■ **DATA SHOWN**
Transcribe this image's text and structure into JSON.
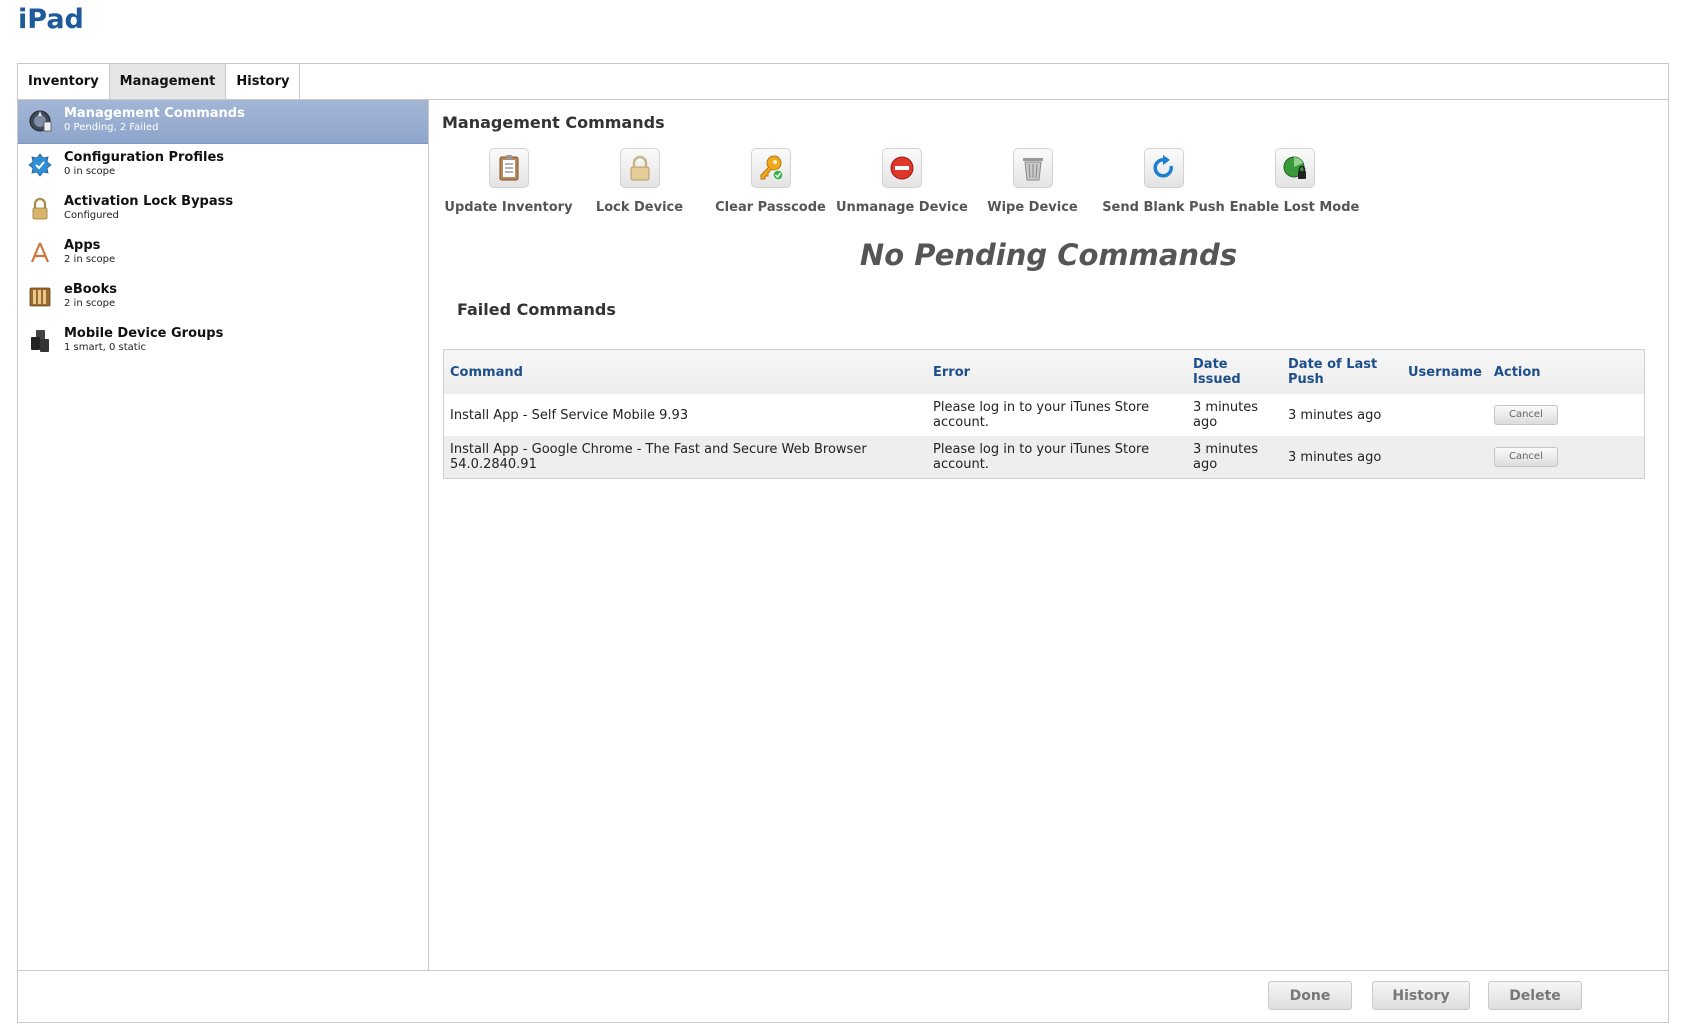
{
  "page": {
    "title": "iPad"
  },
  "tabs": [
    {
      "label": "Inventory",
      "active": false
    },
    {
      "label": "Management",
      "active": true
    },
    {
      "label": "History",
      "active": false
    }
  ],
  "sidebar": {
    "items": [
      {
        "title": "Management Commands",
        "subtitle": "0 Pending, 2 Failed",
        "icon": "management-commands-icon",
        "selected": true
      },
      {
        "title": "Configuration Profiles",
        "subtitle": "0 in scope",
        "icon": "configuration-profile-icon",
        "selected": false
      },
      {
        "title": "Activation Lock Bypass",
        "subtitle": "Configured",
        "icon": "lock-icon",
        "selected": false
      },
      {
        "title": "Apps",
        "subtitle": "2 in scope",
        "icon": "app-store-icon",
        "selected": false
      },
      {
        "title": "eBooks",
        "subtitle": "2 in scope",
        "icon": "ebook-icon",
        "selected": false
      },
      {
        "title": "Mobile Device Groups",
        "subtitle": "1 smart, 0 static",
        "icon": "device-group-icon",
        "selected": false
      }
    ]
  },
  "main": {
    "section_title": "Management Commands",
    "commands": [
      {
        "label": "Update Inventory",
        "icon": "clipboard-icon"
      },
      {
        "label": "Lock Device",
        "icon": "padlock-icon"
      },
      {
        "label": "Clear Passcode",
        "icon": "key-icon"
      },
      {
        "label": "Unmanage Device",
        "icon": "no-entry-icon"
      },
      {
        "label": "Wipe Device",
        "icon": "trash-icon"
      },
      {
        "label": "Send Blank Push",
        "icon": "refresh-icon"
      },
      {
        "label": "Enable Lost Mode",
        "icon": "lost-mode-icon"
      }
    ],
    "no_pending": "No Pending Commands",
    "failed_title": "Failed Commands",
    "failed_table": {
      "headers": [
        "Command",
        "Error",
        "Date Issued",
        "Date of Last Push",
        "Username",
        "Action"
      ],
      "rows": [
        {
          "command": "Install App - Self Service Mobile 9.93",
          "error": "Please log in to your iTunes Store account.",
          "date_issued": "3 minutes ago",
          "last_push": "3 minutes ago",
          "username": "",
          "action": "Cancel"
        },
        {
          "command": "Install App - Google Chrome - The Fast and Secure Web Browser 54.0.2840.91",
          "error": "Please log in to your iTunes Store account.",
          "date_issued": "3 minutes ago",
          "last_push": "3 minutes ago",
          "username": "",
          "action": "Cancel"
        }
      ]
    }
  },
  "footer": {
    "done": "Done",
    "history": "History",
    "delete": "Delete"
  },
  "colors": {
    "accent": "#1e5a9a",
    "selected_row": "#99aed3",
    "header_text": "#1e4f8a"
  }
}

■ **TASK PROMPT**
Reproduce all the records verbatim, excluding images.

■ **EXERCISE RESPONSE**
Transcribe this image's text and structure into JSON.
{
  "page": {
    "title": "iPad"
  },
  "tabs": [
    {
      "label": "Inventory",
      "active": false
    },
    {
      "label": "Management",
      "active": true
    },
    {
      "label": "History",
      "active": false
    }
  ],
  "sidebar": {
    "items": [
      {
        "title": "Management Commands",
        "subtitle": "0 Pending, 2 Failed",
        "icon": "management-commands-icon",
        "selected": true
      },
      {
        "title": "Configuration Profiles",
        "subtitle": "0 in scope",
        "icon": "configuration-profile-icon",
        "selected": false
      },
      {
        "title": "Activation Lock Bypass",
        "subtitle": "Configured",
        "icon": "lock-icon",
        "selected": false
      },
      {
        "title": "Apps",
        "subtitle": "2 in scope",
        "icon": "app-store-icon",
        "selected": false
      },
      {
        "title": "eBooks",
        "subtitle": "2 in scope",
        "icon": "ebook-icon",
        "selected": false
      },
      {
        "title": "Mobile Device Groups",
        "subtitle": "1 smart, 0 static",
        "icon": "device-group-icon",
        "selected": false
      }
    ]
  },
  "main": {
    "section_title": "Management Commands",
    "commands": [
      {
        "label": "Update Inventory",
        "icon": "clipboard-icon"
      },
      {
        "label": "Lock Device",
        "icon": "padlock-icon"
      },
      {
        "label": "Clear Passcode",
        "icon": "key-icon"
      },
      {
        "label": "Unmanage Device",
        "icon": "no-entry-icon"
      },
      {
        "label": "Wipe Device",
        "icon": "trash-icon"
      },
      {
        "label": "Send Blank Push",
        "icon": "refresh-icon"
      },
      {
        "label": "Enable Lost Mode",
        "icon": "lost-mode-icon"
      }
    ],
    "no_pending": "No Pending Commands",
    "failed_title": "Failed Commands",
    "failed_table": {
      "headers": [
        "Command",
        "Error",
        "Date Issued",
        "Date of Last Push",
        "Username",
        "Action"
      ],
      "rows": [
        {
          "command": "Install App - Self Service Mobile 9.93",
          "error": "Please log in to your iTunes Store account.",
          "date_issued": "3 minutes ago",
          "last_push": "3 minutes ago",
          "username": "",
          "action": "Cancel"
        },
        {
          "command": "Install App - Google Chrome - The Fast and Secure Web Browser 54.0.2840.91",
          "error": "Please log in to your iTunes Store account.",
          "date_issued": "3 minutes ago",
          "last_push": "3 minutes ago",
          "username": "",
          "action": "Cancel"
        }
      ]
    }
  },
  "footer": {
    "done": "Done",
    "history": "History",
    "delete": "Delete"
  },
  "colors": {
    "accent": "#1e5a9a",
    "selected_row": "#99aed3",
    "header_text": "#1e4f8a"
  }
}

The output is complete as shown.